§ What to do
Write out the entire listing below exactly, with the pictures left out.

Stored records
+++
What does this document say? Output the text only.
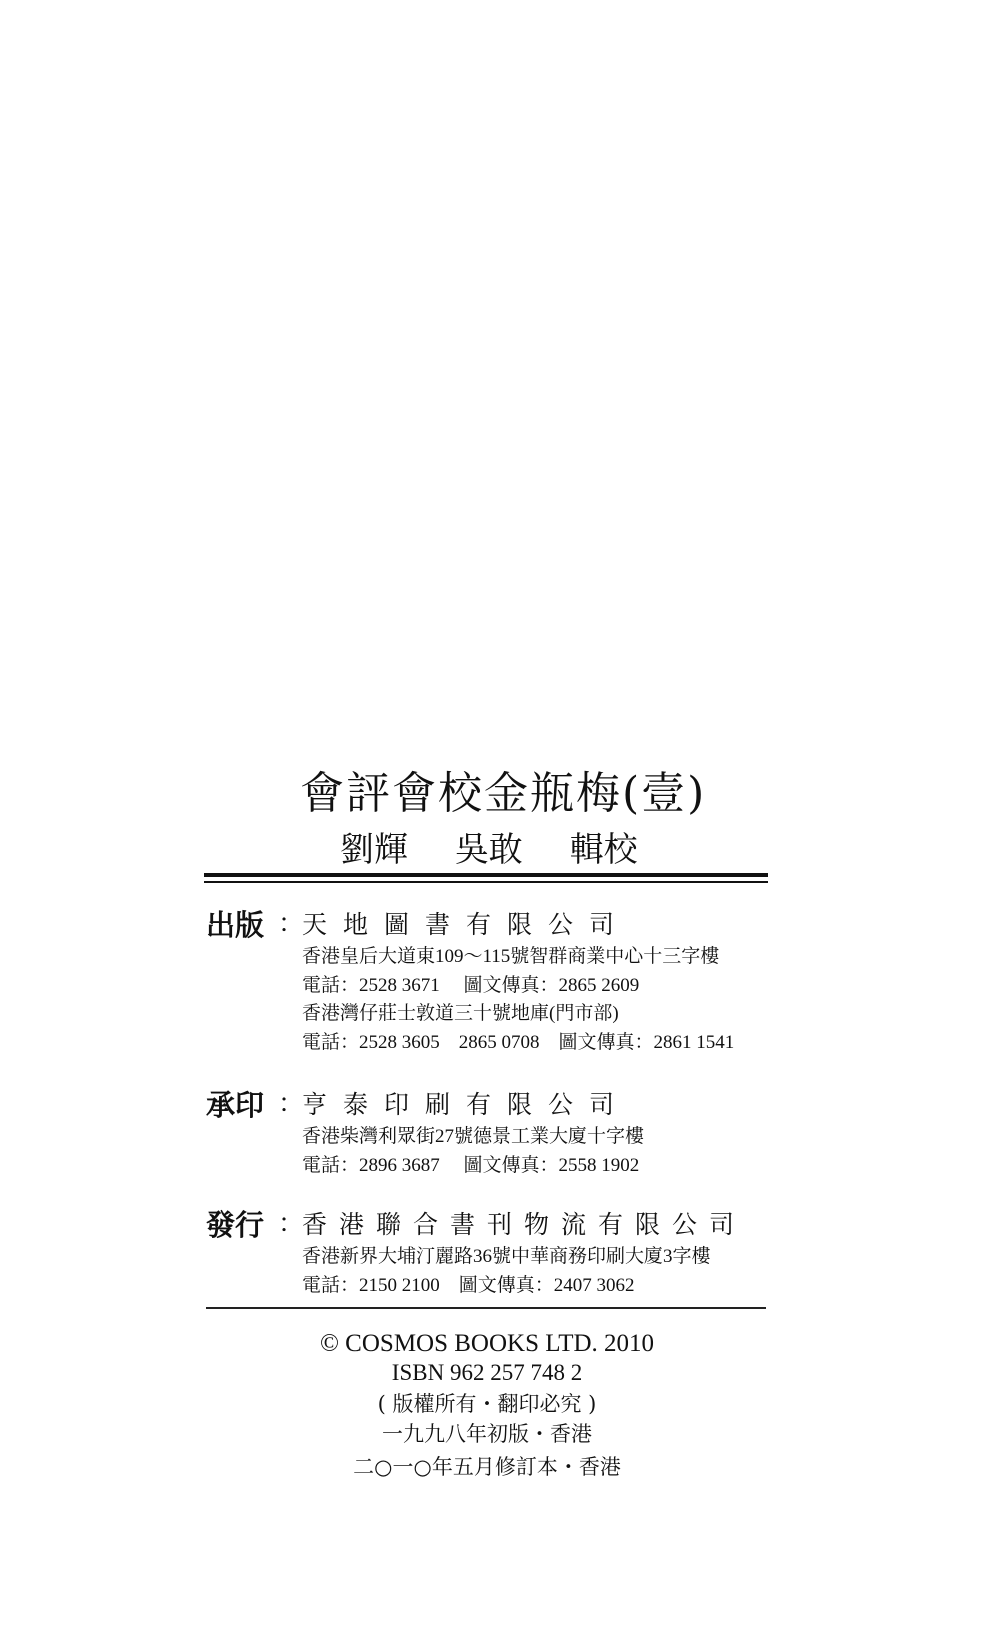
會評會校金瓶梅(壹)
劉輝 吳敢 輯校
出版 ：
天 地 圖 書 有 限 公 司
香港皇后大道東109～115號智群商業中心十三字樓
電話：2528 3671　 圖文傳真：2865 2609
香港灣仔莊士敦道三十號地庫(門市部)
電話：2528 3605　2865 0708　圖文傳真：2861 1541
承印 ：
亨 泰 印 刷 有 限 公 司
香港柴灣利眾街27號德景工業大廈十字樓
電話：2896 3687　 圖文傳真：2558 1902
發行 ：
香 港 聯 合 書 刊 物 流 有 限 公 司
香港新界大埔汀麗路36號中華商務印刷大廈3字樓
電話：2150 2100　圖文傳真：2407 3062
© COSMOS BOOKS LTD. 2010
ISBN 962 257 748 2
( 版權所有・翻印必究 )
一九九八年初版・香港
二○一○年五月修訂本・香港
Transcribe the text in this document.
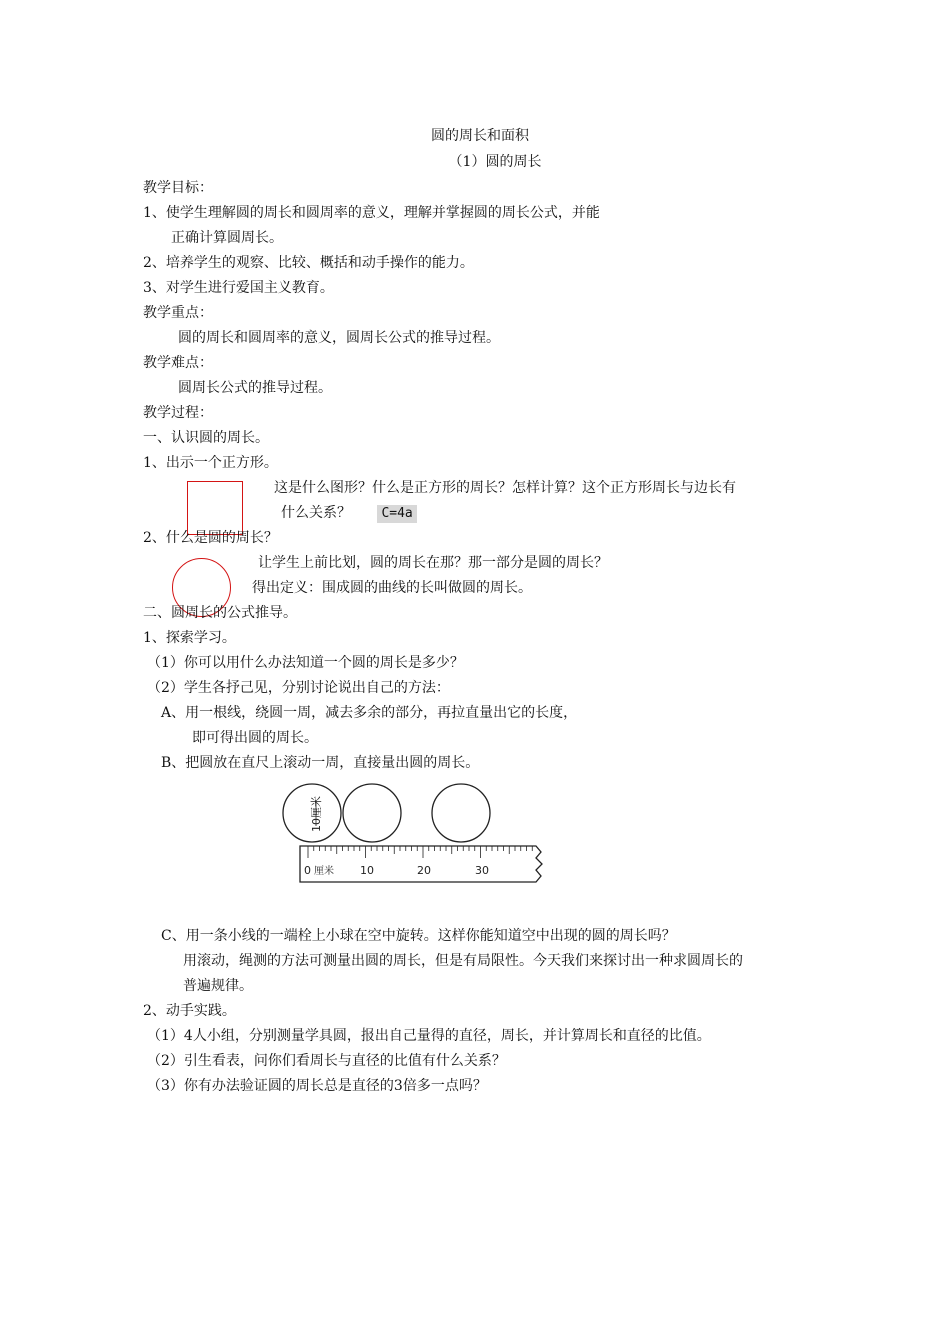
圆的周长和面积
（1）圆的周长
教学目标：
1、使学生理解圆的周长和圆周率的意义，理解并掌握圆的周长公式，并能
正确计算圆周长。
2、培养学生的观察、比较、概括和动手操作的能力。
3、对学生进行爱国主义教育。
教学重点：
圆的周长和圆周率的意义，圆周长公式的推导过程。
教学难点：
圆周长公式的推导过程。
教学过程：
一、认识圆的周长。
1、出示一个正方形。
这是什么图形？什么是正方形的周长？怎样计算？这个正方形周长与边长有
什么关系？ C=4a
2、什么是圆的周长？
让学生上前比划，圆的周长在那？那一部分是圆的周长？
得出定义：围成圆的曲线的长叫做圆的周长。
二、圆周长的公式推导。
1、探索学习。
（1）你可以用什么办法知道一个圆的周长是多少？
（2）学生各抒己见，分别讨论说出自己的方法：
A、用一根线，绕圆一周，减去多余的部分，再拉直量出它的长度，
即可得出圆的周长。
B、把圆放在直尺上滚动一周，直接量出圆的周长。
10厘米
0 厘米 10	20	30
C、用一条小线的一端栓上小球在空中旋转。这样你能知道空中出现的圆的周长吗？
用滚动，绳测的方法可测量出圆的周长，但是有局限性。今天我们来探讨出一种求圆周长的
普遍规律。
2、动手实践。
（1）4人小组，分别测量学具圆，报出自己量得的直径，周长，并计算周长和直径的比值。
（2）引生看表，问你们看周长与直径的比值有什么关系？
（3）你有办法验证圆的周长总是直径的3倍多一点吗？
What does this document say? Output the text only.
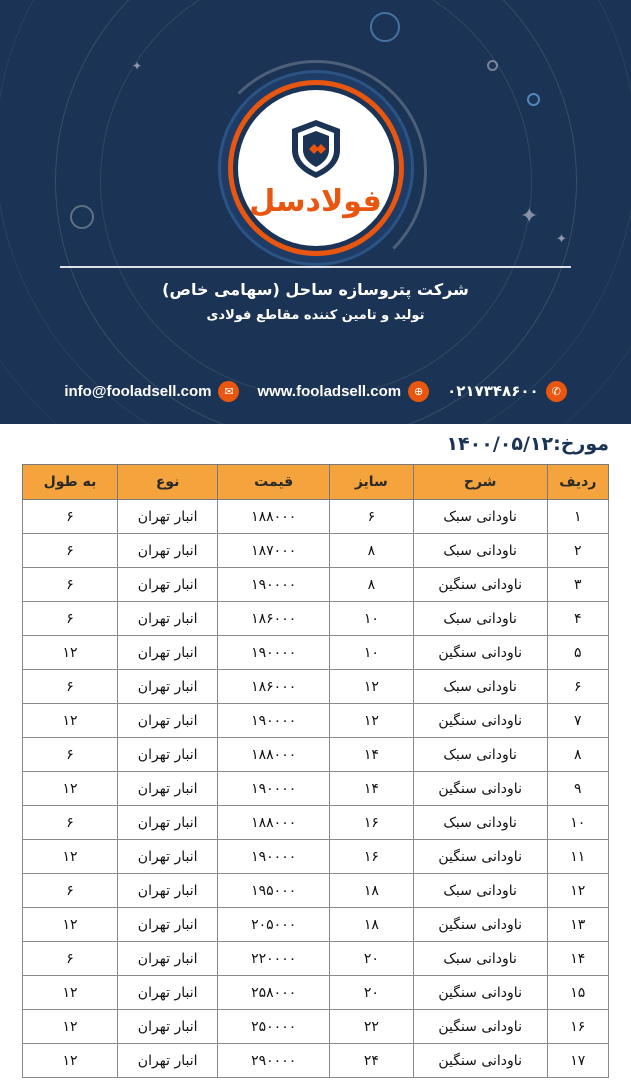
✦
✦
✦
فولادسل
شرکت پتروسازه ساحل (سهامی خاص)
تولید و تامین کننده مقاطع فولادی
✆
۰۲۱۷۳۴۸۶۰۰
⊕
www.fooladsell.com
✉
info@fooladsell.com
مورخ:۱۴۰۰/۰۵/۱۲
ردیف	شرح	سایز	قیمت	نوع	به طول
۱	ناودانی سبک	۶	۱۸۸۰۰۰	انبار تهران	۶
۲	ناودانی سبک	۸	۱۸۷۰۰۰	انبار تهران	۶
۳	ناودانی سنگین	۸	۱۹۰۰۰۰	انبار تهران	۶
۴	ناودانی سبک	۱۰	۱۸۶۰۰۰	انبار تهران	۶
۵	ناودانی سنگین	۱۰	۱۹۰۰۰۰	انبار تهران	۱۲
۶	ناودانی سبک	۱۲	۱۸۶۰۰۰	انبار تهران	۶
۷	ناودانی سنگین	۱۲	۱۹۰۰۰۰	انبار تهران	۱۲
۸	ناودانی سبک	۱۴	۱۸۸۰۰۰	انبار تهران	۶
۹	ناودانی سنگین	۱۴	۱۹۰۰۰۰	انبار تهران	۱۲
۱۰	ناودانی سبک	۱۶	۱۸۸۰۰۰	انبار تهران	۶
۱۱	ناودانی سنگین	۱۶	۱۹۰۰۰۰	انبار تهران	۱۲
۱۲	ناودانی سبک	۱۸	۱۹۵۰۰۰	انبار تهران	۶
۱۳	ناودانی سنگین	۱۸	۲۰۵۰۰۰	انبار تهران	۱۲
۱۴	ناودانی سبک	۲۰	۲۲۰۰۰۰	انبار تهران	۶
۱۵	ناودانی سنگین	۲۰	۲۵۸۰۰۰	انبار تهران	۱۲
۱۶	ناودانی سنگین	۲۲	۲۵۰۰۰۰	انبار تهران	۱۲
۱۷	ناودانی سنگین	۲۴	۲۹۰۰۰۰	انبار تهران	۱۲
+++
§ Worked answer
What does this document say? Output the text only.
會評會校金瓶梅(壹)
劉輝 吳敢 輯校
出版 ：
天 地 圖 書 有 限 公 司
香港皇后大道東109～115號智群商業中心十三字樓
電話：2528 3671　 圖文傳真：2865 2609
香港灣仔莊士敦道三十號地庫(門市部)
電話：2528 3605　2865 0708　圖文傳真：2861 1541
承印 ：
亨 泰 印 刷 有 限 公 司
香港柴灣利眾街27號德景工業大廈十字樓
電話：2896 3687　 圖文傳真：2558 1902
發行 ：
香 港 聯 合 書 刊 物 流 有 限 公 司
香港新界大埔汀麗路36號中華商務印刷大廈3字樓
電話：2150 2100　圖文傳真：2407 3062
© COSMOS BOOKS LTD. 2010
ISBN 962 257 748 2
( 版權所有・翻印必究 )
一九九八年初版・香港
二○一○年五月修訂本・香港
Transcribe the text in this document.
圆的周长和面积
（1）圆的周长
教学目标：
1、使学生理解圆的周长和圆周率的意义，理解并掌握圆的周长公式，并能
正确计算圆周长。
2、培养学生的观察、比较、概括和动手操作的能力。
3、对学生进行爱国主义教育。
教学重点：
圆的周长和圆周率的意义，圆周长公式的推导过程。
教学难点：
圆周长公式的推导过程。
教学过程：
一、认识圆的周长。
1、出示一个正方形。
这是什么图形？什么是正方形的周长？怎样计算？这个正方形周长与边长有
什么关系？ C=4a
2、什么是圆的周长？
让学生上前比划，圆的周长在那？那一部分是圆的周长？
得出定义：围成圆的曲线的长叫做圆的周长。
二、圆周长的公式推导。
1、探索学习。
（1）你可以用什么办法知道一个圆的周长是多少？
（2）学生各抒己见，分别讨论说出自己的方法：
A、用一根线，绕圆一周，减去多余的部分，再拉直量出它的长度，
即可得出圆的周长。
B、把圆放在直尺上滚动一周，直接量出圆的周长。
10厘米
0 厘米 10	20	30
C、用一条小线的一端栓上小球在空中旋转。这样你能知道空中出现的圆的周长吗？
用滚动，绳测的方法可测量出圆的周长，但是有局限性。今天我们来探讨出一种求圆周长的
普遍规律。
2、动手实践。
（1）4人小组，分别测量学具圆，报出自己量得的直径，周长，并计算周长和直径的比值。
（2）引生看表，问你们看周长与直径的比值有什么关系？
（3）你有办法验证圆的周长总是直径的3倍多一点吗？
What does this document say? Output the text only.
✦
✦
✦
فولادسل
شرکت پتروسازه ساحل (سهامی خاص)
تولید و تامین کننده مقاطع فولادی
✆
۰۲۱۷۳۴۸۶۰۰
⊕
www.fooladsell.com
✉
info@fooladsell.com
مورخ:۱۴۰۰/۰۵/۱۲
ردیف	شرح	سایز	قیمت	نوع	به طول
۱	ناودانی سبک	۶	۱۸۸۰۰۰	انبار تهران	۶
۲	ناودانی سبک	۸	۱۸۷۰۰۰	انبار تهران	۶
۳	ناودانی سنگین	۸	۱۹۰۰۰۰	انبار تهران	۶
۴	ناودانی سبک	۱۰	۱۸۶۰۰۰	انبار تهران	۶
۵	ناودانی سنگین	۱۰	۱۹۰۰۰۰	انبار تهران	۱۲
۶	ناودانی سبک	۱۲	۱۸۶۰۰۰	انبار تهران	۶
۷	ناودانی سنگین	۱۲	۱۹۰۰۰۰	انبار تهران	۱۲
۸	ناودانی سبک	۱۴	۱۸۸۰۰۰	انبار تهران	۶
۹	ناودانی سنگین	۱۴	۱۹۰۰۰۰	انبار تهران	۱۲
۱۰	ناودانی سبک	۱۶	۱۸۸۰۰۰	انبار تهران	۶
۱۱	ناودانی سنگین	۱۶	۱۹۰۰۰۰	انبار تهران	۱۲
۱۲	ناودانی سبک	۱۸	۱۹۵۰۰۰	انبار تهران	۶
۱۳	ناودانی سنگین	۱۸	۲۰۵۰۰۰	انبار تهران	۱۲
۱۴	ناودانی سبک	۲۰	۲۲۰۰۰۰	انبار تهران	۶
۱۵	ناودانی سنگین	۲۰	۲۵۸۰۰۰	انبار تهران	۱۲
۱۶	ناودانی سنگین	۲۲	۲۵۰۰۰۰	انبار تهران	۱۲
۱۷	ناودانی سنگین	۲۴	۲۹۰۰۰۰	انبار تهران	۱۲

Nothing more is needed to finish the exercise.